Given passage ::
Thanks fatrascals totally true and helpful post!! And thanks meredealore but no nothing was different I just thought back I ate dinner first as usual then we drank, I just don't want him to turn out to be untrustworthy but maybe what I deserve

OP posts:
pocketsaviour · 06/12/2015 21:31

I just don't want him to turn out to be untrustworthy but maybe what I deserve

Why on earth would you think this? It sounds like you are carrying around a lot of guilt for some reason?

MrsLupo · 06/12/2015 21:35

Liquid ecstasy could have that effect, OP, but it won't show up in blood or urine anymore and if he's in the habit of using it he will probably know that (in terms of calling his bluff). It would however show up in a hair sample, if subsequent events seem to justify forensic testing. Most people whose drinks are spiked have them spiked with stronger forms of alcohol than they thought they were having, though, so don't feel bad that you didn't consider getting tested sooner, as in all likelihood nothing suspicious would have shown up anyway.

My experience of drug-spiked drinks is that if you suspect it you're probably right. I does indeed feel very different from just being drunk, different even from being very very drunk. So fwiw, I think you should take your suspicions seriously. Take care, OP.

spankingnewme · 06/12/2015 21:36

Well aren't we all really, but I didn't mean it like that! More that we all we have a past and I don't expect him to be perfect, I am far from that!! So long as we can be honest with each other that's the only thing. I hope he is, tbh and I am the demented one imagining things!!

OP posts:
Wolpertinger · 06/12/2015 21:41

The most common drug people are drugged with in drinks by far is alcohol. Most people turning up in A+E saying their drink has been spiked are just drunk - either because they have underestimated how much they have drunk or because someone was secretly buying doubles. In one study only 2% of people had actually had their drink spiked with a drug of abuse - it's much rarer than people think.

Data records ::
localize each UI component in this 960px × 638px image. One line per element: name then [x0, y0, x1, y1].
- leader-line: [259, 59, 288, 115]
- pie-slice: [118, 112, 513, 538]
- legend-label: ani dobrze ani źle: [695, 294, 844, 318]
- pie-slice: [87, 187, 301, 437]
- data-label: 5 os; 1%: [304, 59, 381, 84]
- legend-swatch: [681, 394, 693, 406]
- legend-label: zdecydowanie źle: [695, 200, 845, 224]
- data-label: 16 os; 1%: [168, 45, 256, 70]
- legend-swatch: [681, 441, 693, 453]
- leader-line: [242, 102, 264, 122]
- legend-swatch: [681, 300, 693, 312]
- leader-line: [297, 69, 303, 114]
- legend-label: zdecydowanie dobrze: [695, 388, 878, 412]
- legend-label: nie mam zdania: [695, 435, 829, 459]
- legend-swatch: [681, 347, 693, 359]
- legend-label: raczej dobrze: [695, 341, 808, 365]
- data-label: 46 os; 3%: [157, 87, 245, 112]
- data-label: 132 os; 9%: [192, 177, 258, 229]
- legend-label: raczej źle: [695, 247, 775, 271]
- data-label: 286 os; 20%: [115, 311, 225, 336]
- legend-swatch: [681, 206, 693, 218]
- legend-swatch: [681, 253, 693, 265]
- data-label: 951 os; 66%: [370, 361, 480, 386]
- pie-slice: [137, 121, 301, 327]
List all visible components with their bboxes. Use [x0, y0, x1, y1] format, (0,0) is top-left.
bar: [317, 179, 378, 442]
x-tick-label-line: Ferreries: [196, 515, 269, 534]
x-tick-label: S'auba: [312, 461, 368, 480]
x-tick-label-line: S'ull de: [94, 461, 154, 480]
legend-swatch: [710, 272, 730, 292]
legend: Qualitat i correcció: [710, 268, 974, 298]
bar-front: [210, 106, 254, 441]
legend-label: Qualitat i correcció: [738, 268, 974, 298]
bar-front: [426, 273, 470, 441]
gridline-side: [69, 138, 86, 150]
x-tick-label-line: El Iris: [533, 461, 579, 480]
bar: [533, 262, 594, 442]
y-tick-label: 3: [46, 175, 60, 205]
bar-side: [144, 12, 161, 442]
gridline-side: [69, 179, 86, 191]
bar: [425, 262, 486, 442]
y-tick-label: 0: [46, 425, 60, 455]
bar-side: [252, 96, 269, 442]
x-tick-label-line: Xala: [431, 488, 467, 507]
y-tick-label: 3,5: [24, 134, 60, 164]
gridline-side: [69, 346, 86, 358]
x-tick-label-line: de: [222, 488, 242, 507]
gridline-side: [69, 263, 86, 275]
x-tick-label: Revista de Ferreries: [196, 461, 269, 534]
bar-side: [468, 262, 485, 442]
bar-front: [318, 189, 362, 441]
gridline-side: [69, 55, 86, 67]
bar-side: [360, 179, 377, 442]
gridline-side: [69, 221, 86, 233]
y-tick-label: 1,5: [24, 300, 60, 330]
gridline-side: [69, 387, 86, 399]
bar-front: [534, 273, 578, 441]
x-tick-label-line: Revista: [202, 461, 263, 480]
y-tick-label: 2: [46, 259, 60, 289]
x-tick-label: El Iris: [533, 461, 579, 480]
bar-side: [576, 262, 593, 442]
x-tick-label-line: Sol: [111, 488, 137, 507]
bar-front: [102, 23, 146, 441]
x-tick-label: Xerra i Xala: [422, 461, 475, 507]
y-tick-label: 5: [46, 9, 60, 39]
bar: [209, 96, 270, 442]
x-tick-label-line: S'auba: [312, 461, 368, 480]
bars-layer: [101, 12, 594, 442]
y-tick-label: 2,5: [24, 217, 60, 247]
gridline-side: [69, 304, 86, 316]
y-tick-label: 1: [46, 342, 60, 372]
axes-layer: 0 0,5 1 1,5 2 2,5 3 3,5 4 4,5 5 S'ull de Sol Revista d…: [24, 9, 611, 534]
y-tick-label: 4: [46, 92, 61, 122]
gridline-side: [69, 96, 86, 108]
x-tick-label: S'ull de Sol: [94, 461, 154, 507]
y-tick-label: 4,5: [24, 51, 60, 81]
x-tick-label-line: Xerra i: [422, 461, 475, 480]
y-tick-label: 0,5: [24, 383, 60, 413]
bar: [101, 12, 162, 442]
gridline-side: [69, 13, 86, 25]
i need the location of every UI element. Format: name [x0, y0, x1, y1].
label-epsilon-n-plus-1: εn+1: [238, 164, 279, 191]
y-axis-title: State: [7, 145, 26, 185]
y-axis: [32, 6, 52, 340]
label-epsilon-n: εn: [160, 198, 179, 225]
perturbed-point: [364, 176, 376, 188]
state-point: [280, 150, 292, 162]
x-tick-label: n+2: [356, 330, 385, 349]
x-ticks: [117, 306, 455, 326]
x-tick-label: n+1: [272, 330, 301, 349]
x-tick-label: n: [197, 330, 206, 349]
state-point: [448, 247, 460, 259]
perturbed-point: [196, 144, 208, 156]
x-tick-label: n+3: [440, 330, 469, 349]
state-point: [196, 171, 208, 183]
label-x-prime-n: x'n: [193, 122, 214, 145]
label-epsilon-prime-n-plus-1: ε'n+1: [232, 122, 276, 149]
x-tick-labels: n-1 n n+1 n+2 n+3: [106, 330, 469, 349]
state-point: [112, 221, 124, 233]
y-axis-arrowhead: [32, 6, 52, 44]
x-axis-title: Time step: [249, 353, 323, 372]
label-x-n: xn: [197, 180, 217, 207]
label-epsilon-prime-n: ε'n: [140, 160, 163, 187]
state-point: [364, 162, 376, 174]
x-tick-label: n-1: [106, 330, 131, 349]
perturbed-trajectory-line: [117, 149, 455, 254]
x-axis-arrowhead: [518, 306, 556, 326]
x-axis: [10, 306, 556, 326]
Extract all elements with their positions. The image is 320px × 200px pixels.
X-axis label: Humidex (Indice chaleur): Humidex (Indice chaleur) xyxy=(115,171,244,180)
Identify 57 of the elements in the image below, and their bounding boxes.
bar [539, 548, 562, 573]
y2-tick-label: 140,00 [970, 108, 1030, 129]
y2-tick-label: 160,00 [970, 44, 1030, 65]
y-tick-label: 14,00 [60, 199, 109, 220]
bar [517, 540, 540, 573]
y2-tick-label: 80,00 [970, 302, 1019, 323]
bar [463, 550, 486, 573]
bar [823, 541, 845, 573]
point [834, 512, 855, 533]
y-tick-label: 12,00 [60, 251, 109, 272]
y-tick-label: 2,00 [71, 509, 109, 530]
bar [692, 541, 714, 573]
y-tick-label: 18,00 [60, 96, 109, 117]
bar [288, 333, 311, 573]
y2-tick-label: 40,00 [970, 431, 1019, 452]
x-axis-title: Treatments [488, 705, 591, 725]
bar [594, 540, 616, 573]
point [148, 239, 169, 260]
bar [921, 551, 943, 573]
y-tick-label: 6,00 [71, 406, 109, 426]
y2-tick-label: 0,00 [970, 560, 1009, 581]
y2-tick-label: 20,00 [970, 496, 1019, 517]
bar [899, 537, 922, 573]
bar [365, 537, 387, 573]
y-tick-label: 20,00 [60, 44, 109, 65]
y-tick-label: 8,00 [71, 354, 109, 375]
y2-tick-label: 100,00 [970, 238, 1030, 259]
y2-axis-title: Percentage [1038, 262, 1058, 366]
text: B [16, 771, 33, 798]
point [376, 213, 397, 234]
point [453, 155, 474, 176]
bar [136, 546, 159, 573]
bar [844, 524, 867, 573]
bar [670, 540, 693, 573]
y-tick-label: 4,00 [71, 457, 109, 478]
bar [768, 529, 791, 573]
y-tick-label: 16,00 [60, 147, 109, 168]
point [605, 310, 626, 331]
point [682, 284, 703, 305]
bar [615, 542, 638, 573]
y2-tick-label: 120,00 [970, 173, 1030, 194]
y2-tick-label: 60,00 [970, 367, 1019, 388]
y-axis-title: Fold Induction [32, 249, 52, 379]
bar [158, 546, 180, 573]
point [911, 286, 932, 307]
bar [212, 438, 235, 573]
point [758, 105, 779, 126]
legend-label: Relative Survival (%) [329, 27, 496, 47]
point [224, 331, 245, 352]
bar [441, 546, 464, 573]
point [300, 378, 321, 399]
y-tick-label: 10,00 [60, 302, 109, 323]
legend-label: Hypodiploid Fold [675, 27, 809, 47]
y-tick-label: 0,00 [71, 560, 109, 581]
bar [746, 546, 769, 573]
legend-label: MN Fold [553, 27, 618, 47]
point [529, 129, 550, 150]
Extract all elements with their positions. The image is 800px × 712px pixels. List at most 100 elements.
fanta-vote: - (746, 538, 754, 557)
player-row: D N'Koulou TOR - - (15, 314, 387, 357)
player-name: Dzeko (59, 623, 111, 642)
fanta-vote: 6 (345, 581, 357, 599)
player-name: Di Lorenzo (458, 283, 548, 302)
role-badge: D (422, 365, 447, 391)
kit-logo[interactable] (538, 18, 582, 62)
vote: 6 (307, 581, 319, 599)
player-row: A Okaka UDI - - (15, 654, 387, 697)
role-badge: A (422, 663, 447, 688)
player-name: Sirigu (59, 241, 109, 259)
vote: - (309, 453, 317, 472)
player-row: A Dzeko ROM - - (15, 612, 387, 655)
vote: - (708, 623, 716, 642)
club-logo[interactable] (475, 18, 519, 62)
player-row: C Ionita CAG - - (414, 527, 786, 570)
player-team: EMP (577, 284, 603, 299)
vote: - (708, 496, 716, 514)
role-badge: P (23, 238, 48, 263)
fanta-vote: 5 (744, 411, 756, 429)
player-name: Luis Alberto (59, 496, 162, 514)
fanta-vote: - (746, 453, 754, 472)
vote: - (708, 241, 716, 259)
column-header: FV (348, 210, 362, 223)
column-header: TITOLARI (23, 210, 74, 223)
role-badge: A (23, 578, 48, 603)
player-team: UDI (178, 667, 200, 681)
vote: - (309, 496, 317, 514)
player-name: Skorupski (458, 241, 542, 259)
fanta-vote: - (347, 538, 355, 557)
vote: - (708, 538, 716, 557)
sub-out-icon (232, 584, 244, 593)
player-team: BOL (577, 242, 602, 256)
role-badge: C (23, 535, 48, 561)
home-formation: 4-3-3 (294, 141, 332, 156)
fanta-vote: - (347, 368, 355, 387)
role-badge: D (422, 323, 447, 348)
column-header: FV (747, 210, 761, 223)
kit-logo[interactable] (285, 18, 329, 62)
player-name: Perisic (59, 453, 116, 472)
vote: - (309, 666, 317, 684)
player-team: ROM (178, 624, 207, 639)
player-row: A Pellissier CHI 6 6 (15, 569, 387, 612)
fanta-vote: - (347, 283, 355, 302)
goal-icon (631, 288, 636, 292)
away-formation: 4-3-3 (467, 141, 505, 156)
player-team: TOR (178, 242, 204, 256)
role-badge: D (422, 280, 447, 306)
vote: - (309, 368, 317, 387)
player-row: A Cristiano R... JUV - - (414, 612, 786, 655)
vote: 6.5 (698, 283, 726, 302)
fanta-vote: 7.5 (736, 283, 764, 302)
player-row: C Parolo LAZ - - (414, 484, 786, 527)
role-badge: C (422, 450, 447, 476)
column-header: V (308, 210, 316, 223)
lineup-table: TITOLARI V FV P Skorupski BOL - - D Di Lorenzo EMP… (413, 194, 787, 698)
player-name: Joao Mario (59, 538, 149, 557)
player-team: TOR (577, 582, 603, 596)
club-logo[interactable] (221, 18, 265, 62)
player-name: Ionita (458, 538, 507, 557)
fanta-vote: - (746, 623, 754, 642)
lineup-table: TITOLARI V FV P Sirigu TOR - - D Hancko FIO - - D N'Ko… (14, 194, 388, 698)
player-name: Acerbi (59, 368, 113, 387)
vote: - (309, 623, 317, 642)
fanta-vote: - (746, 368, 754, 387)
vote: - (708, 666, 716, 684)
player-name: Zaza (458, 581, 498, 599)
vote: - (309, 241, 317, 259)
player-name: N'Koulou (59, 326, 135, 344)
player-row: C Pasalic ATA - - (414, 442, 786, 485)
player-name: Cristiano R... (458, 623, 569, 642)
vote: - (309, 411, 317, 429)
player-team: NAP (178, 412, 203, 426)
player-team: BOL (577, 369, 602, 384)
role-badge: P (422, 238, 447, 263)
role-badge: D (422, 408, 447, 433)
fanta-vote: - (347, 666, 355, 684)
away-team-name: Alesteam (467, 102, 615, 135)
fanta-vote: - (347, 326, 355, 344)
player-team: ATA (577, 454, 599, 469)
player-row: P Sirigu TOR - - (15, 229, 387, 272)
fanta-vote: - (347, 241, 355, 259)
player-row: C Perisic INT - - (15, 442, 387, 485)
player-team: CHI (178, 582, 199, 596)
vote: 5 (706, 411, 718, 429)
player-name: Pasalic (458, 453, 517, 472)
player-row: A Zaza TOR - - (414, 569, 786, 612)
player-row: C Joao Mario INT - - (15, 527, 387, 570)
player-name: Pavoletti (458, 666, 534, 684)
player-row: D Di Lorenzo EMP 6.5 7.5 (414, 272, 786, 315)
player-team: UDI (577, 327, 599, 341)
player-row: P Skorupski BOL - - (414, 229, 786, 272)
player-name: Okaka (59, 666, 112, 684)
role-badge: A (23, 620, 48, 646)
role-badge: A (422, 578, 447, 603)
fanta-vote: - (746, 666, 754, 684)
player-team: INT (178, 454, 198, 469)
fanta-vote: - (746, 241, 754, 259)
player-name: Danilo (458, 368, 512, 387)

Using the information ::
1. Quote the forum thread from "The most common" up to and including "than people think.".
2. Extend the forum thread about a suspected spiked drink, picking up after its last post.

Answers to the problems ::
1.
The most common drug people are drugged with in drinks by far is alcohol. Most people turning up in A+E saying their drink has been spiked are just drunk - either because they have underestimated how much they have drunk or because someone was secretly buying doubles. In one study only 2% of people had actually had their drink spiked with a drug of abuse - it's much rarer than people think.

2.
If you are happy with this guy, and happy with the sex you had, could it just be how much you were drinking?

But nobody deserves someone untrustworthy. If you have niggles now, let him go and spend some time learning to value you.

ExasperatedAlmostAlways · 06/12/2015 21:44

I'm struggling to think what he could of gave you, maybe a tiny bit of ketamine or mdma or something.

What exactly were you drinking?

It does seem a really large jump to make tbh though to suspect he could of drugged you.

spankingnewme · 06/12/2015 21:53

Thanks wolpertinger very interesting maybe I was more drunk than I thought!! But also from what I've just read I'm going to go on as usual and then atleast I will know for definite what's going on.

OP posts:
spankingnewme · 06/12/2015 21:58

Oh and Mrs lupo yes spot on what I felt last night was totally different from being drunk, it was such a different high I think I might ask him casually if he slipped me a viagra say it was lush what was it I'd love more, but if I have any offers back obviously won't take him up on them!

OP posts:
randomuser12 · 06/12/2015 22:00

I agree with wolpertinger that it is highly unusual that drugs are used to spike. Please ignore everyone telling you to go to A&E or your doctors. You do not seem to be feeling unwell- If you were spiked this is a criminal matter not a medical one. If you want it investigating call the police. This is not part of the NHS's remit. It would be highly unusual for A&E even to have access to drug testing.

ElfOnTheBoozeShelf · 06/12/2015 22:01

The fact that you even think it is possible means you need to get out.

MrsLupo · 06/12/2015 22:10

In one study only 2% of people had actually had their drink spiked with a drug of abuse - it's much rarer than people think.

But NB that drugs of abuse typically used to spike drinks have a short-ish half life. Ketamine about 2 or 3 hours, liquid ecstasy only about half an hour. Average A&E wait 4 hours.

In my personal experience, it's shockingly common. Don't really want to elaborate more, sorry, as it could be quite identifying.